#### [WRITTEN REQUEST]
Go through the records and copy each line where the word "halite" occurs.

#### [DATA LINES]
#####

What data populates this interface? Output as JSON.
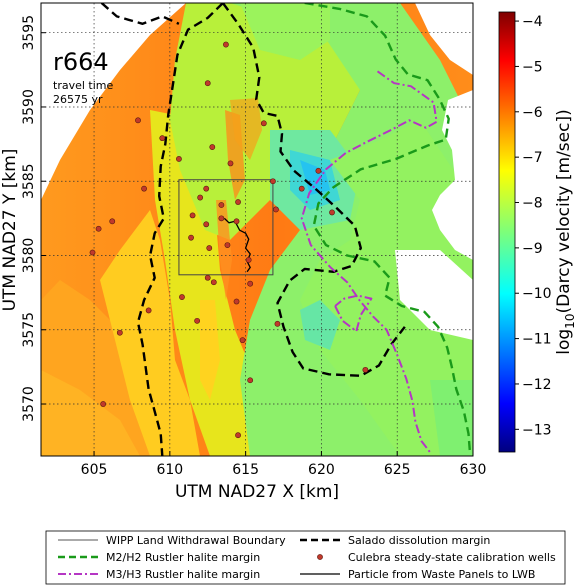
{
  "chart_data": {
    "type": "heatmap",
    "title": "",
    "run_label": "r664",
    "travel_time_label": "travel time",
    "travel_time_value": "26575 yr",
    "xlabel": "UTM NAD27 X [km]",
    "ylabel": "UTM NAD27 Y [km]",
    "xlim": [
      601.5,
      630
    ],
    "ylim": [
      3566.5,
      3597
    ],
    "x_ticks": [
      605,
      610,
      615,
      620,
      625,
      630
    ],
    "y_ticks": [
      3570,
      3575,
      3580,
      3585,
      3590,
      3595
    ],
    "grid": true,
    "colorbar": {
      "label_main": "log",
      "label_sub": "10",
      "label_rest": "(Darcy velocity [m/sec])",
      "range": [
        -13.5,
        -3.8
      ],
      "ticks": [
        -4,
        -5,
        -6,
        -7,
        -8,
        -9,
        -10,
        -11,
        -12,
        -13
      ],
      "colormap": "jet"
    },
    "wipp_boundary": {
      "x": [
        610.6,
        616.8
      ],
      "y": [
        3578.7,
        3585.1
      ]
    },
    "salado_margin": [
      [
        [
          605.5,
          3597
        ],
        [
          606.5,
          3596.1
        ],
        [
          608.2,
          3595.6
        ],
        [
          609.5,
          3596.1
        ],
        [
          610.6,
          3595.6
        ]
      ],
      [
        [
          613.5,
          3597
        ],
        [
          614.5,
          3595.6
        ],
        [
          615.5,
          3594
        ],
        [
          615.9,
          3592
        ],
        [
          615.7,
          3590.5
        ],
        [
          616.2,
          3589.6
        ],
        [
          617.1,
          3589.4
        ],
        [
          617.4,
          3588.2
        ],
        [
          617.3,
          3587
        ],
        [
          618.2,
          3585.7
        ],
        [
          619.6,
          3584.5
        ],
        [
          621,
          3583.2
        ],
        [
          622.2,
          3582
        ],
        [
          622.6,
          3580.5
        ],
        [
          622,
          3579.3
        ],
        [
          620.8,
          3578.9
        ],
        [
          618.9,
          3579.1
        ],
        [
          617.9,
          3578.3
        ],
        [
          617.1,
          3576.8
        ],
        [
          617.5,
          3575.2
        ],
        [
          618.1,
          3573.5
        ],
        [
          618.8,
          3572.4
        ],
        [
          620.5,
          3572
        ],
        [
          622.6,
          3571.9
        ],
        [
          623.8,
          3572.6
        ],
        [
          624.6,
          3574
        ],
        [
          625.5,
          3575.2
        ]
      ],
      [
        [
          613.5,
          3597
        ],
        [
          612.5,
          3596
        ],
        [
          611.2,
          3595.2
        ],
        [
          610.5,
          3593.5
        ],
        [
          610.2,
          3591.5
        ],
        [
          609.9,
          3589.5
        ],
        [
          609.7,
          3587.5
        ],
        [
          609.4,
          3586
        ],
        [
          609.3,
          3584
        ],
        [
          609.6,
          3582.5
        ],
        [
          609,
          3581.5
        ],
        [
          608.7,
          3580
        ],
        [
          609,
          3578.5
        ],
        [
          608.3,
          3577
        ],
        [
          607.9,
          3575.5
        ],
        [
          608.2,
          3574
        ],
        [
          608.4,
          3572.5
        ],
        [
          608.6,
          3571
        ],
        [
          609,
          3569.5
        ],
        [
          609.4,
          3568
        ],
        [
          609.5,
          3566.5
        ]
      ]
    ],
    "m2h2_margin": [
      [
        [
          618.9,
          3597
        ],
        [
          621.2,
          3596.6
        ],
        [
          623,
          3596.1
        ],
        [
          624.2,
          3594.8
        ],
        [
          624.9,
          3593.2
        ],
        [
          625.7,
          3592.2
        ],
        [
          627,
          3591.8
        ],
        [
          627.8,
          3590.5
        ],
        [
          628.4,
          3589.2
        ],
        [
          628.2,
          3587.8
        ],
        [
          627,
          3587.4
        ],
        [
          624.9,
          3586.5
        ],
        [
          622.6,
          3585.8
        ],
        [
          620.8,
          3584.6
        ],
        [
          619.8,
          3583.5
        ],
        [
          619.5,
          3582
        ],
        [
          620.3,
          3580.7
        ],
        [
          621.7,
          3580
        ],
        [
          623.5,
          3579.6
        ],
        [
          624.5,
          3578.5
        ],
        [
          624.2,
          3577.3
        ],
        [
          625.3,
          3576.6
        ],
        [
          626.8,
          3576.2
        ],
        [
          627.7,
          3575.2
        ],
        [
          628.3,
          3573.8
        ],
        [
          628.6,
          3572.5
        ],
        [
          628.9,
          3571
        ],
        [
          629.4,
          3569.5
        ],
        [
          629.7,
          3568
        ],
        [
          629.8,
          3566.7
        ]
      ]
    ],
    "m3h3_margin": [
      [
        [
          623.7,
          3592.4
        ],
        [
          624.8,
          3591.6
        ],
        [
          625.9,
          3591.4
        ],
        [
          627.4,
          3590.3
        ],
        [
          627.6,
          3589
        ],
        [
          626.9,
          3588.6
        ],
        [
          625.8,
          3589.1
        ],
        [
          624.5,
          3588.4
        ],
        [
          622.9,
          3587.6
        ],
        [
          621.6,
          3586.9
        ],
        [
          620.3,
          3585.8
        ],
        [
          619.2,
          3584.2
        ],
        [
          618.7,
          3582.5
        ],
        [
          619.3,
          3580.7
        ],
        [
          620.6,
          3579.2
        ],
        [
          621.7,
          3578.2
        ],
        [
          622.5,
          3577
        ],
        [
          623.4,
          3575.9
        ],
        [
          624.3,
          3575
        ],
        [
          625,
          3573.3
        ],
        [
          625.6,
          3571.7
        ],
        [
          626,
          3570.2
        ],
        [
          626.2,
          3568.8
        ],
        [
          626.6,
          3567.5
        ],
        [
          627.2,
          3566.7
        ]
      ],
      [
        [
          620.9,
          3576.6
        ],
        [
          621.4,
          3575.6
        ],
        [
          622.3,
          3574.9
        ],
        [
          622.6,
          3576
        ],
        [
          623.3,
          3577.1
        ],
        [
          622.4,
          3577.3
        ],
        [
          621.5,
          3577.1
        ],
        [
          620.9,
          3576.6
        ]
      ]
    ],
    "particle_path": [
      [
        613.6,
        3582.5
      ],
      [
        613.9,
        3582.2
      ],
      [
        614.3,
        3582.3
      ],
      [
        614.6,
        3581.7
      ],
      [
        615,
        3581.5
      ],
      [
        615.2,
        3581.1
      ],
      [
        615,
        3580.5
      ],
      [
        615.3,
        3580.1
      ],
      [
        615.1,
        3579.6
      ],
      [
        615.3,
        3579.2
      ],
      [
        615.1,
        3578.9
      ]
    ],
    "wells": [
      [
        613.7,
        3594.2
      ],
      [
        612.5,
        3591.6
      ],
      [
        607.9,
        3589.1
      ],
      [
        616.2,
        3588.9
      ],
      [
        609.5,
        3587.9
      ],
      [
        612.8,
        3587.3
      ],
      [
        614,
        3586.2
      ],
      [
        610.6,
        3586.5
      ],
      [
        608.3,
        3584.5
      ],
      [
        612.4,
        3584.5
      ],
      [
        616.8,
        3585
      ],
      [
        612,
        3583.9
      ],
      [
        613.4,
        3583.4
      ],
      [
        614.5,
        3583.6
      ],
      [
        617,
        3583.1
      ],
      [
        611.5,
        3582.7
      ],
      [
        612.4,
        3582.1
      ],
      [
        613.4,
        3582.5
      ],
      [
        614.4,
        3582.3
      ],
      [
        611.4,
        3581.2
      ],
      [
        612.6,
        3580.5
      ],
      [
        613.8,
        3580.7
      ],
      [
        615.2,
        3579.7
      ],
      [
        606.2,
        3582.3
      ],
      [
        604.9,
        3580.2
      ],
      [
        605.3,
        3581.8
      ],
      [
        615.3,
        3578.1
      ],
      [
        614.4,
        3576.9
      ],
      [
        610.8,
        3577.2
      ],
      [
        617.1,
        3575.4
      ],
      [
        606.7,
        3574.8
      ],
      [
        615.3,
        3571.6
      ],
      [
        614.5,
        3567.9
      ],
      [
        605.6,
        3570
      ],
      [
        611.8,
        3575.6
      ],
      [
        612.9,
        3578.2
      ],
      [
        622.9,
        3572.3
      ],
      [
        619.8,
        3585.7
      ],
      [
        618.7,
        3584.5
      ],
      [
        620.7,
        3582.9
      ],
      [
        608.6,
        3576.3
      ],
      [
        612.5,
        3578.5
      ],
      [
        614.8,
        3574.3
      ]
    ],
    "legend": {
      "position": "below",
      "entries": [
        {
          "label": "WIPP Land Withdrawal Boundary",
          "style": "thin-line",
          "color": "#555555"
        },
        {
          "label": "M2/H2 Rustler halite margin",
          "style": "dash",
          "color": "#1a9a1a"
        },
        {
          "label": "M3/H3 Rustler halite margin",
          "style": "dashdot",
          "color": "#b536c4"
        },
        {
          "label": "Salado dissolution margin",
          "style": "dash",
          "color": "#000000"
        },
        {
          "label": "Culebra steady-state calibration wells",
          "style": "marker",
          "color": "#c0392b"
        },
        {
          "label": "Particle from Waste Panels to LWB",
          "style": "line",
          "color": "#000000"
        }
      ]
    }
  }
}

#####

#### [EXERCISE SOLUTION]
          "label": "M2/H2 Rustler halite margin",
          "label": "M3/H3 Rustler halite margin",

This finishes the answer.